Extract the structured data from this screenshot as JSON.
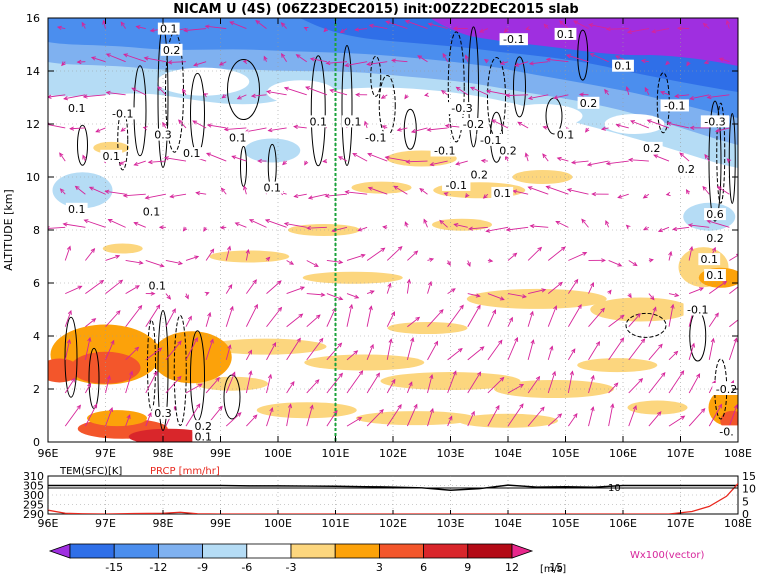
{
  "chart_data": [
    {
      "type": "heatmap",
      "title": "NICAM U (4S) (06Z23DEC2015) init:00Z22DEC2015 slab",
      "ylabel": "ALTITUDE [km]",
      "xlim": [
        96,
        108
      ],
      "ylim": [
        0,
        16
      ],
      "x_ticks": [
        "96E",
        "97E",
        "98E",
        "99E",
        "100E",
        "101E",
        "102E",
        "103E",
        "104E",
        "105E",
        "106E",
        "107E",
        "108E"
      ],
      "y_ticks": [
        "0",
        "2",
        "4",
        "6",
        "8",
        "10",
        "12",
        "14",
        "16"
      ],
      "grid": true,
      "marker_line_lon": 101,
      "contour_labels": [
        {
          "lon": 98.1,
          "alt": 15.6,
          "text": "0.1"
        },
        {
          "lon": 98.15,
          "alt": 14.8,
          "text": "0.2"
        },
        {
          "lon": 96.5,
          "alt": 12.6,
          "text": "0.1"
        },
        {
          "lon": 97.3,
          "alt": 12.4,
          "text": "-0.1"
        },
        {
          "lon": 98.0,
          "alt": 11.6,
          "text": "0.3"
        },
        {
          "lon": 99.3,
          "alt": 11.5,
          "text": "0.1"
        },
        {
          "lon": 97.1,
          "alt": 10.8,
          "text": "0.1"
        },
        {
          "lon": 98.5,
          "alt": 10.9,
          "text": "0.1"
        },
        {
          "lon": 99.9,
          "alt": 9.6,
          "text": "0.1"
        },
        {
          "lon": 96.5,
          "alt": 8.8,
          "text": "0.1"
        },
        {
          "lon": 97.8,
          "alt": 8.7,
          "text": "0.1"
        },
        {
          "lon": 100.7,
          "alt": 12.1,
          "text": "0.1"
        },
        {
          "lon": 101.3,
          "alt": 12.1,
          "text": "0.1"
        },
        {
          "lon": 101.7,
          "alt": 11.5,
          "text": "-0.1"
        },
        {
          "lon": 103.2,
          "alt": 12.6,
          "text": "-0.3"
        },
        {
          "lon": 103.4,
          "alt": 12.0,
          "text": "-0.2"
        },
        {
          "lon": 102.9,
          "alt": 11.0,
          "text": "-0.1"
        },
        {
          "lon": 103.7,
          "alt": 11.4,
          "text": "-0.1"
        },
        {
          "lon": 104.0,
          "alt": 11.0,
          "text": "0.2"
        },
        {
          "lon": 103.5,
          "alt": 10.1,
          "text": "0.2"
        },
        {
          "lon": 103.1,
          "alt": 9.7,
          "text": "-0.1"
        },
        {
          "lon": 103.9,
          "alt": 9.4,
          "text": "0.1"
        },
        {
          "lon": 104.1,
          "alt": 15.2,
          "text": "-0.1"
        },
        {
          "lon": 105.0,
          "alt": 15.4,
          "text": "0.1"
        },
        {
          "lon": 106.0,
          "alt": 14.2,
          "text": "0.1"
        },
        {
          "lon": 105.4,
          "alt": 12.8,
          "text": "0.2"
        },
        {
          "lon": 105.0,
          "alt": 11.6,
          "text": "0.1"
        },
        {
          "lon": 106.9,
          "alt": 12.7,
          "text": "-0.1"
        },
        {
          "lon": 107.6,
          "alt": 12.1,
          "text": "-0.3"
        },
        {
          "lon": 106.5,
          "alt": 11.1,
          "text": "0.2"
        },
        {
          "lon": 107.1,
          "alt": 10.3,
          "text": "0.2"
        },
        {
          "lon": 107.6,
          "alt": 8.6,
          "text": "0.6"
        },
        {
          "lon": 107.6,
          "alt": 7.7,
          "text": "0.2"
        },
        {
          "lon": 107.5,
          "alt": 6.9,
          "text": "0.1"
        },
        {
          "lon": 107.6,
          "alt": 6.3,
          "text": "0.1"
        },
        {
          "lon": 107.3,
          "alt": 5.0,
          "text": "-0.1"
        },
        {
          "lon": 97.9,
          "alt": 5.9,
          "text": "0.1"
        },
        {
          "lon": 98.0,
          "alt": 1.1,
          "text": "0.3"
        },
        {
          "lon": 98.7,
          "alt": 0.6,
          "text": "0.2"
        },
        {
          "lon": 98.7,
          "alt": 0.2,
          "text": "0.1"
        },
        {
          "lon": 107.8,
          "alt": 2.0,
          "text": "-0.2"
        },
        {
          "lon": 107.8,
          "alt": 0.4,
          "text": "-0."
        }
      ]
    },
    {
      "type": "line",
      "series_labels": {
        "tem": "TEM(SFC)[K]",
        "prcp": "PRCP [mm/hr]"
      },
      "x_ticks": [
        "96E",
        "97E",
        "98E",
        "99E",
        "100E",
        "101E",
        "102E",
        "103E",
        "104E",
        "105E",
        "106E",
        "107E",
        "108E"
      ],
      "y_left_ticks": [
        "290",
        "295",
        "300",
        "305",
        "310"
      ],
      "y_right_ticks": [
        "0",
        "5",
        "10",
        "15"
      ],
      "y_left_range": [
        290,
        310
      ],
      "y_right_range": [
        0,
        15
      ],
      "series_colors": {
        "tem": "#000000",
        "prcp": "#e8281e"
      },
      "annotation": "10",
      "tem_x": [
        96,
        96.5,
        97,
        97.5,
        98,
        98.5,
        99,
        99.5,
        100,
        100.5,
        101,
        101.5,
        102,
        102.5,
        103,
        103.5,
        104,
        104.5,
        105,
        105.5,
        106,
        106.5,
        107,
        107.5,
        108
      ],
      "tem_y": [
        305,
        305,
        305,
        305,
        305,
        305,
        305,
        304.8,
        304.8,
        304.7,
        304.6,
        304.4,
        304.2,
        303.8,
        302.5,
        303.3,
        305.2,
        304.2,
        304.4,
        304.1,
        305,
        305,
        305,
        305,
        305
      ],
      "prcp_x": [
        96,
        96.3,
        96.6,
        97,
        97.5,
        98,
        98.3,
        98.6,
        99,
        100,
        101,
        102,
        103,
        104,
        105,
        106,
        106.8,
        107.2,
        107.5,
        107.8,
        108
      ],
      "prcp_y": [
        1.5,
        0.3,
        0.1,
        0,
        0.2,
        0.3,
        0.7,
        0.1,
        0,
        0,
        0,
        0,
        0,
        0,
        0,
        0,
        0,
        1,
        3,
        7,
        12
      ]
    },
    {
      "type": "colorbar",
      "levels": [
        "-15",
        "-12",
        "-9",
        "-6",
        "-3",
        "3",
        "6",
        "9",
        "12",
        "15"
      ],
      "colors": [
        "#9f2fe0",
        "#2f6fe8",
        "#4b8eee",
        "#7fb1f0",
        "#b5dcf5",
        "#ffffff",
        "#fcd67e",
        "#fca20a",
        "#f3562b",
        "#d9262b",
        "#b30a16",
        "#e8288c"
      ],
      "unit": "[m/s]",
      "vector_label": "Wx100(vector)"
    }
  ]
}
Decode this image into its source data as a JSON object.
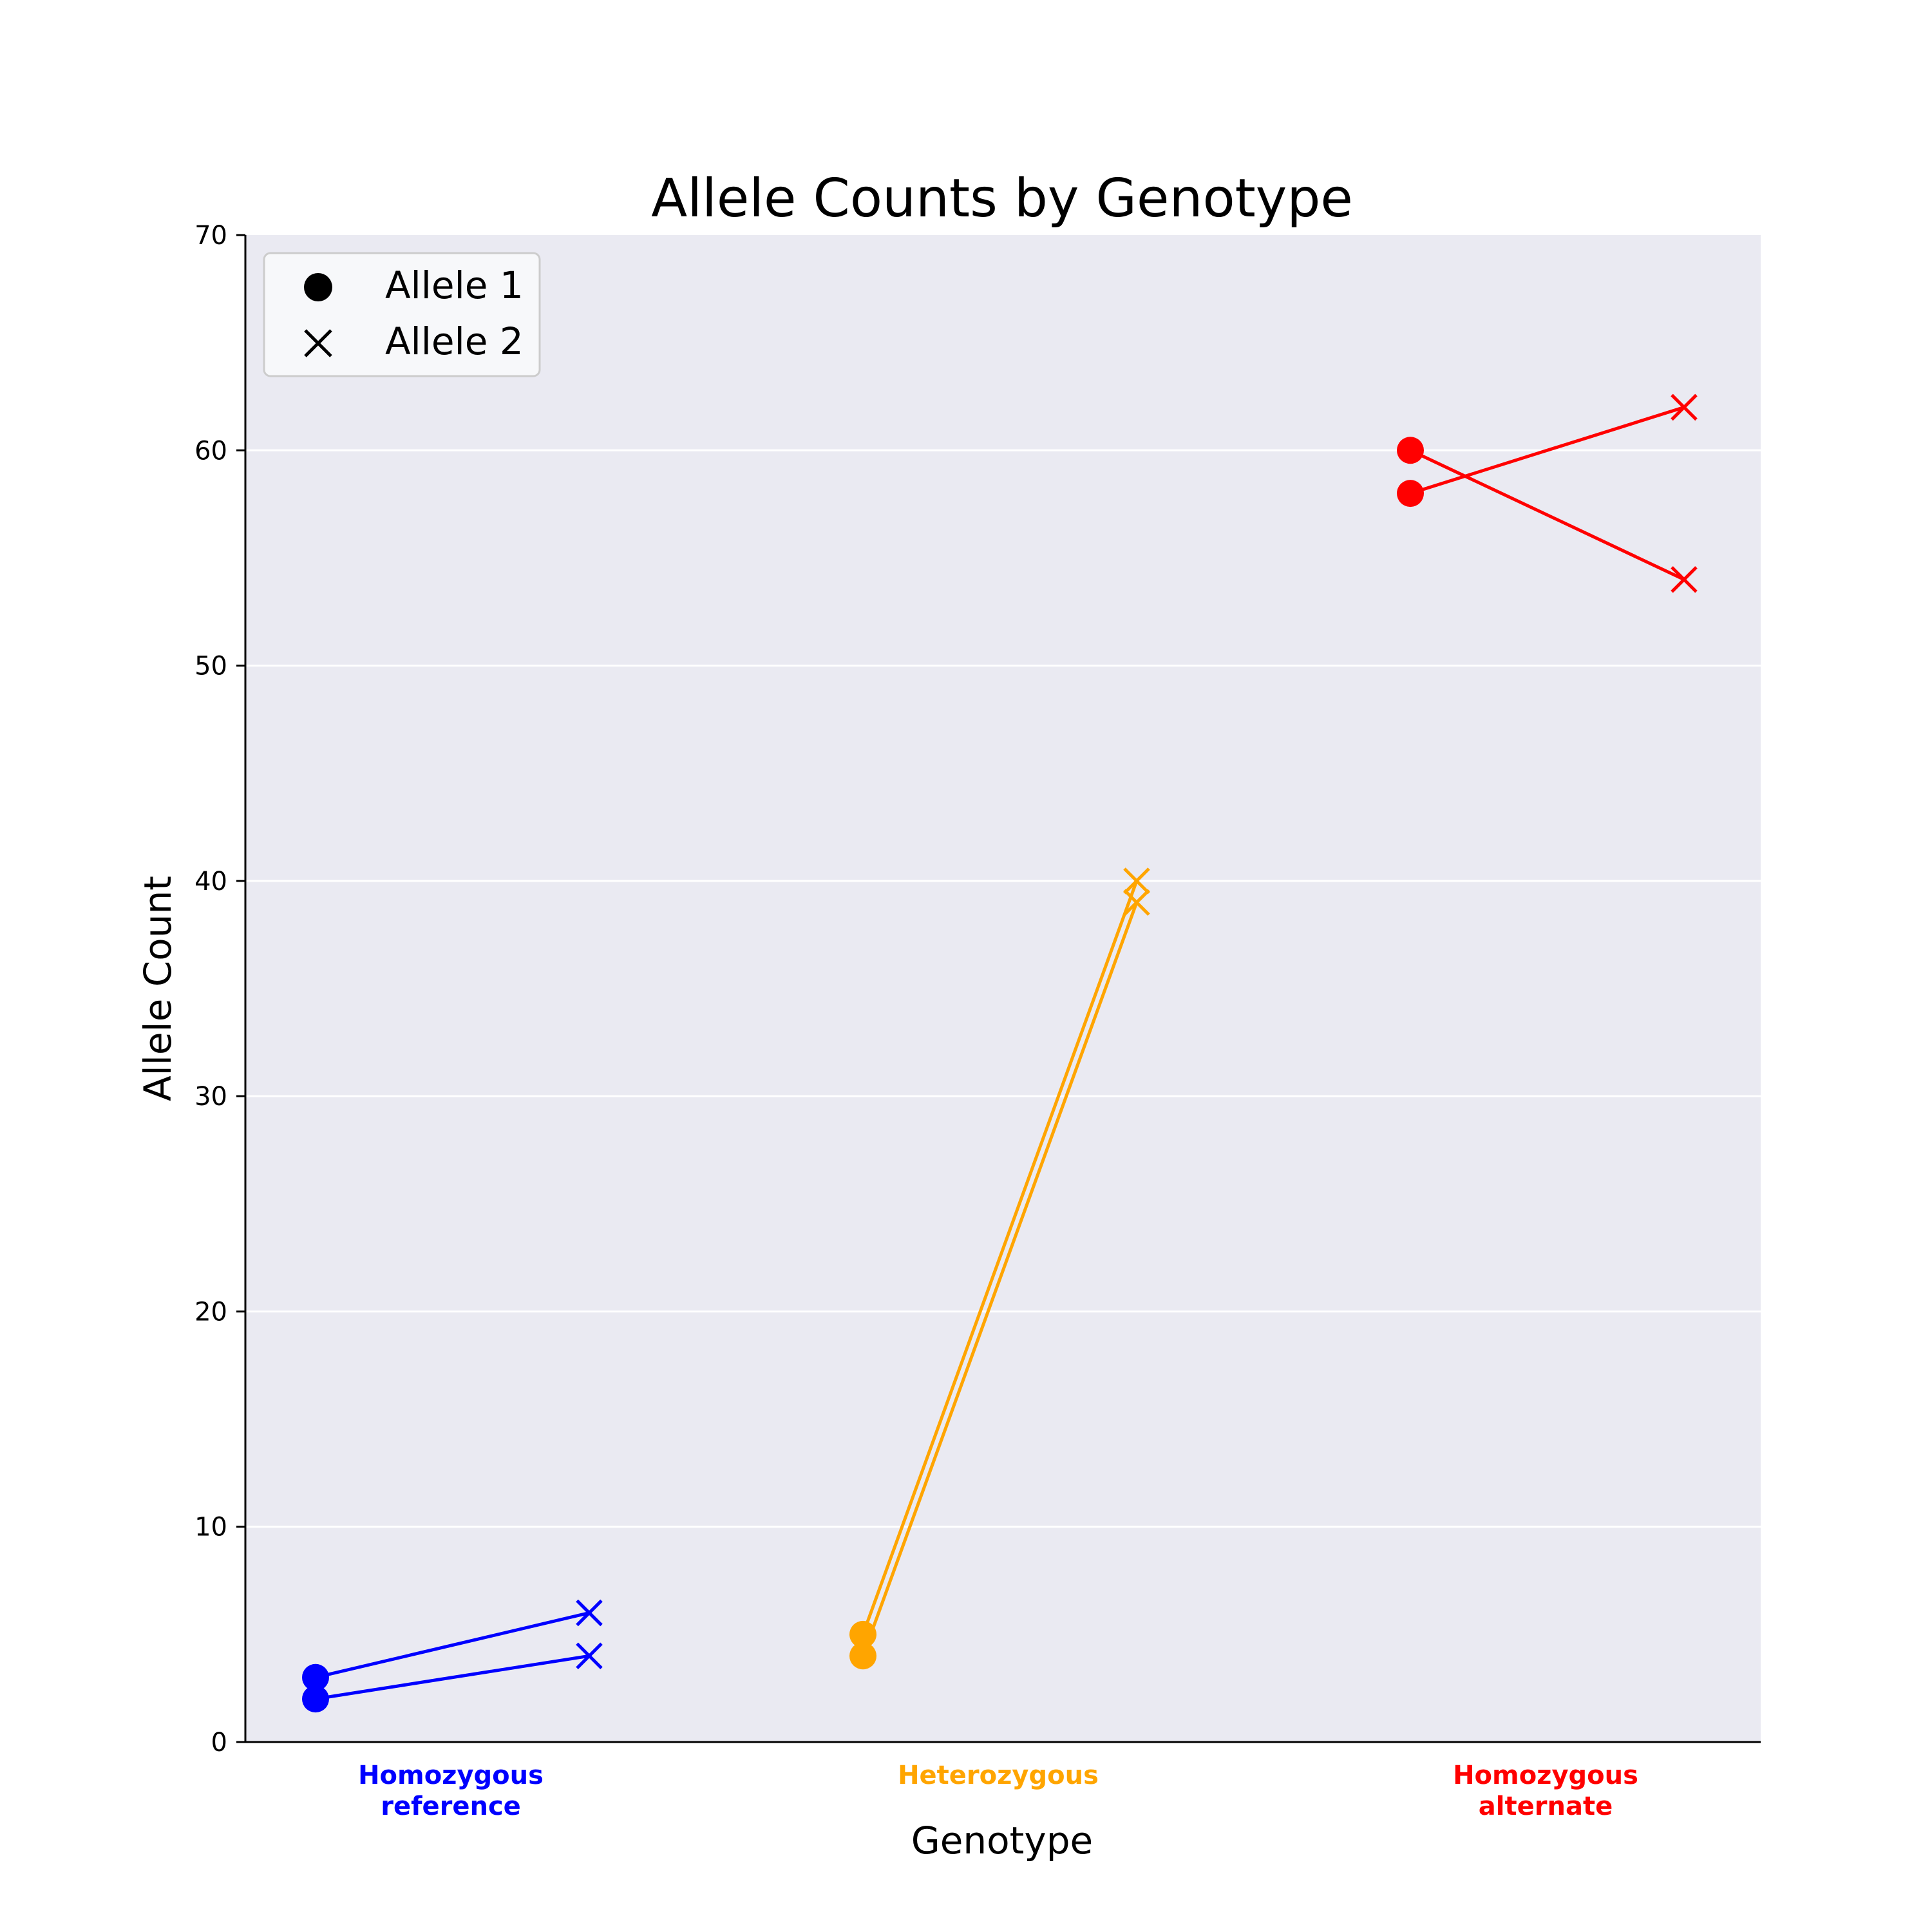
{
  "chart_data": {
    "type": "line",
    "title": "Allele Counts by Genotype",
    "xlabel": "Genotype",
    "ylabel": "Allele Count",
    "ylim": [
      0,
      70
    ],
    "yticks": [
      0,
      10,
      20,
      30,
      40,
      50,
      60,
      70
    ],
    "grid": "horizontal",
    "legend": {
      "placement": "top-left",
      "entries": [
        {
          "label": "Allele 1",
          "marker": "circle"
        },
        {
          "label": "Allele 2",
          "marker": "x"
        }
      ]
    },
    "categories": [
      {
        "lines": [
          "Homozygous",
          "reference"
        ],
        "color": "#0000ff"
      },
      {
        "lines": [
          "Heterozygous"
        ],
        "color": "#ffa500"
      },
      {
        "lines": [
          "Homozygous",
          "alternate"
        ],
        "color": "#ff0000"
      }
    ],
    "pairs": [
      {
        "category": 0,
        "allele1": 3,
        "allele2": 6
      },
      {
        "category": 0,
        "allele1": 2,
        "allele2": 4
      },
      {
        "category": 1,
        "allele1": 5,
        "allele2": 40
      },
      {
        "category": 1,
        "allele1": 4,
        "allele2": 39
      },
      {
        "category": 2,
        "allele1": 60,
        "allele2": 54
      },
      {
        "category": 2,
        "allele1": 58,
        "allele2": 62
      }
    ]
  }
}
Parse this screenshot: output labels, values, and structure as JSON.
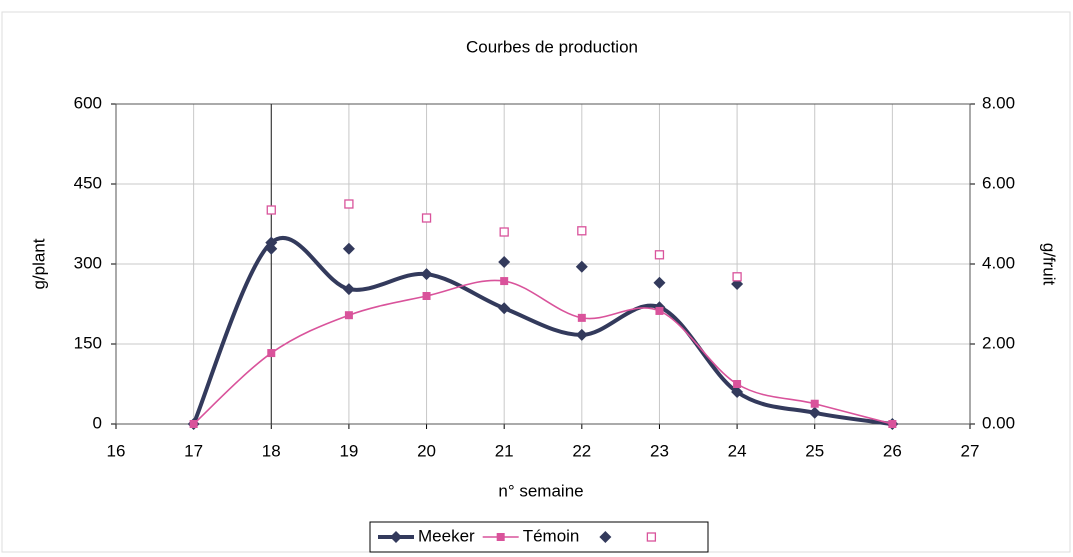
{
  "chart_data": {
    "type": "line",
    "title": "Courbes de production",
    "xlabel": "n° semaine",
    "ylabel": "g/plant",
    "y2label": "g/fruit",
    "xlim": [
      16,
      27
    ],
    "xticks": [
      16,
      17,
      18,
      19,
      20,
      21,
      22,
      23,
      24,
      25,
      26,
      27
    ],
    "ylim": [
      0,
      600
    ],
    "yticks": [
      0,
      150,
      300,
      450,
      600
    ],
    "y2lim": [
      0,
      8
    ],
    "y2ticks": [
      {
        "value": 0,
        "label": "0.00"
      },
      {
        "value": 2,
        "label": "2.00"
      },
      {
        "value": 4,
        "label": "4.00"
      },
      {
        "value": 6,
        "label": "6.00"
      },
      {
        "value": 8,
        "label": "8.00"
      }
    ],
    "grid": true,
    "series": [
      {
        "name": "Meeker",
        "color": "#333a5c",
        "marker": "diamond",
        "style": "line",
        "x": [
          17,
          18,
          19,
          20,
          21,
          22,
          23,
          24,
          25,
          26
        ],
        "values": [
          0,
          340,
          253,
          281,
          217,
          167,
          219,
          60,
          21,
          0
        ]
      },
      {
        "name": "Témoin",
        "color": "#d9539b",
        "marker": "square",
        "style": "line",
        "x": [
          17,
          18,
          19,
          20,
          21,
          22,
          23,
          24,
          25,
          26
        ],
        "values": [
          0,
          133,
          204,
          240,
          268,
          199,
          212,
          75,
          38,
          0
        ]
      },
      {
        "color": "#333a5c",
        "marker": "diamond",
        "style": "points",
        "axis": "y2",
        "x": [
          18,
          19,
          21,
          22,
          23,
          24
        ],
        "values": [
          4.38,
          4.38,
          4.05,
          3.93,
          3.53,
          3.5
        ]
      },
      {
        "color": "#d9539b",
        "marker": "open-square",
        "style": "points",
        "axis": "y2",
        "x": [
          18,
          19,
          20,
          21,
          22,
          23,
          24
        ],
        "values": [
          5.35,
          5.5,
          5.15,
          4.8,
          4.83,
          4.23,
          3.68
        ]
      }
    ]
  }
}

+ + + +

Direction - Check each line above for "ylabel" and return the ones that have it.

Answer below -
      "ylabel": "ALTITUDE [km]",
    "ylabel": "Allele Count",
    "ylabel": "g/plant",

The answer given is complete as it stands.